═════ EXERCISE MATERIAL ═════
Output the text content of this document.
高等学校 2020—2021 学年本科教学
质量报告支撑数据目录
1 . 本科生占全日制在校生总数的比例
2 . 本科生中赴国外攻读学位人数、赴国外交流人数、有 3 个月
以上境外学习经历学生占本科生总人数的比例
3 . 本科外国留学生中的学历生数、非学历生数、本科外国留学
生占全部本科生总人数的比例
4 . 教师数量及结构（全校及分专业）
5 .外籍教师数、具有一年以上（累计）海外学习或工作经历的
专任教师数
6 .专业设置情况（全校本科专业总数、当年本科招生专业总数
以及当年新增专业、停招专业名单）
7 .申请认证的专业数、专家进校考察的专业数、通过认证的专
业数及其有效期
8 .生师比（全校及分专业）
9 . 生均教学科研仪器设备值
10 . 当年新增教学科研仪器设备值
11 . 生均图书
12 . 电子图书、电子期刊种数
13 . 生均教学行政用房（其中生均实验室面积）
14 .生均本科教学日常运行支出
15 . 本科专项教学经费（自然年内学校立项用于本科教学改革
═════
■ TASK STATEMENT ■
Write out the entire listing exactly.

■ FULL ANSWER ■
Output the text content of this document.
高等学校 2020—2021 学年本科教学
质量报告支撑数据目录
1 . 本科生占全日制在校生总数的比例
2 . 本科生中赴国外攻读学位人数、赴国外交流人数、有 3 个月
以上境外学习经历学生占本科生总人数的比例
3 . 本科外国留学生中的学历生数、非学历生数、本科外国留学
生占全部本科生总人数的比例
4 . 教师数量及结构（全校及分专业）
5 .外籍教师数、具有一年以上（累计）海外学习或工作经历的
专任教师数
6 .专业设置情况（全校本科专业总数、当年本科招生专业总数
以及当年新增专业、停招专业名单）
7 .申请认证的专业数、专家进校考察的专业数、通过认证的专
业数及其有效期
8 .生师比（全校及分专业）
9 . 生均教学科研仪器设备值
10 . 当年新增教学科研仪器设备值
11 . 生均图书
12 . 电子图书、电子期刊种数
13 . 生均教学行政用房（其中生均实验室面积）
14 .生均本科教学日常运行支出
15 . 本科专项教学经费（自然年内学校立项用于本科教学改革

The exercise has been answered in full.